Restate the whole of the material. Keep every word, and drop the pictures.

» TASK DATA
- - -

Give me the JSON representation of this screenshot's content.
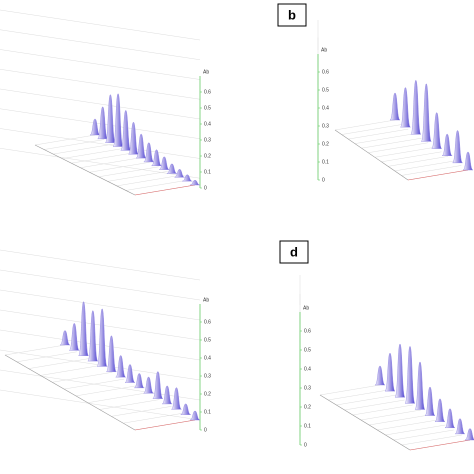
{
  "figure": {
    "panels": [
      {
        "z_title": "Ab",
        "zlim": [
          0,
          0.7
        ],
        "zticks": [
          0,
          0.1,
          0.2,
          0.3,
          0.4,
          0.5,
          0.6
        ],
        "peaks": [
          0.1,
          0.2,
          0.3,
          0.33,
          0.25,
          0.2,
          0.15,
          0.12,
          0.1,
          0.08,
          0.06,
          0.05,
          0.04,
          0.03
        ]
      },
      {
        "label": "b",
        "z_title": "Ab",
        "zlim": [
          0,
          0.7
        ],
        "zticks": [
          0,
          0.1,
          0.2,
          0.3,
          0.4,
          0.5,
          0.6
        ],
        "peaks": [
          0.15,
          0.22,
          0.3,
          0.32,
          0.2,
          0.12,
          0.18,
          0.1
        ]
      },
      {
        "z_title": "Ab",
        "zlim": [
          0,
          0.7
        ],
        "zticks": [
          0,
          0.1,
          0.2,
          0.3,
          0.4,
          0.5,
          0.6
        ],
        "peaks": [
          0.08,
          0.15,
          0.3,
          0.28,
          0.32,
          0.2,
          0.12,
          0.1,
          0.08,
          0.09,
          0.15,
          0.1,
          0.12,
          0.06,
          0.05
        ]
      },
      {
        "label": "d",
        "z_title": "Ab",
        "zlim": [
          0,
          0.7
        ],
        "zticks": [
          0,
          0.1,
          0.2,
          0.3,
          0.4,
          0.5,
          0.6
        ],
        "peaks": [
          0.1,
          0.2,
          0.28,
          0.3,
          0.25,
          0.15,
          0.12,
          0.1,
          0.08,
          0.06
        ]
      }
    ]
  }
}
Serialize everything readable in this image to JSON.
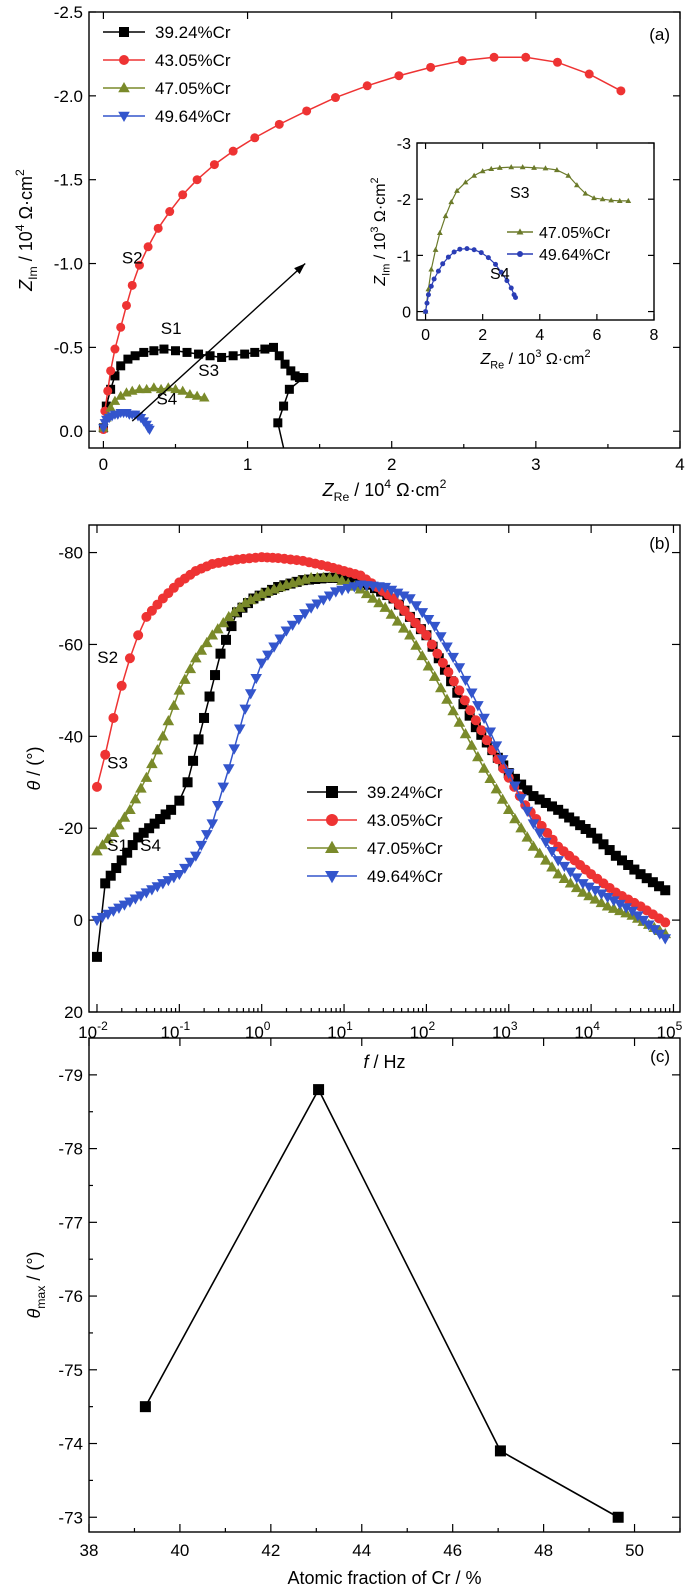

- - -

» RIGHT ANSWER
Give me the JSON representation of this screenshot's content.
{
  "figure": {
    "panels": [
      {
        "z_title": "Ab",
        "zlim": [
          0,
          0.7
        ],
        "zticks": [
          0,
          0.1,
          0.2,
          0.3,
          0.4,
          0.5,
          0.6
        ],
        "peaks": [
          0.1,
          0.2,
          0.3,
          0.33,
          0.25,
          0.2,
          0.15,
          0.12,
          0.1,
          0.08,
          0.06,
          0.05,
          0.04,
          0.03
        ]
      },
      {
        "label": "b",
        "z_title": "Ab",
        "zlim": [
          0,
          0.7
        ],
        "zticks": [
          0,
          0.1,
          0.2,
          0.3,
          0.4,
          0.5,
          0.6
        ],
        "peaks": [
          0.15,
          0.22,
          0.3,
          0.32,
          0.2,
          0.12,
          0.18,
          0.1
        ]
      },
      {
        "z_title": "Ab",
        "zlim": [
          0,
          0.7
        ],
        "zticks": [
          0,
          0.1,
          0.2,
          0.3,
          0.4,
          0.5,
          0.6
        ],
        "peaks": [
          0.08,
          0.15,
          0.3,
          0.28,
          0.32,
          0.2,
          0.12,
          0.1,
          0.08,
          0.09,
          0.15,
          0.1,
          0.12,
          0.06,
          0.05
        ]
      },
      {
        "label": "d",
        "z_title": "Ab",
        "zlim": [
          0,
          0.7
        ],
        "zticks": [
          0,
          0.1,
          0.2,
          0.3,
          0.4,
          0.5,
          0.6
        ],
        "peaks": [
          0.1,
          0.2,
          0.28,
          0.3,
          0.25,
          0.15,
          0.12,
          0.1,
          0.08,
          0.06
        ]
      }
    ]
  }
}
Serialize everything readable in this image to JSON.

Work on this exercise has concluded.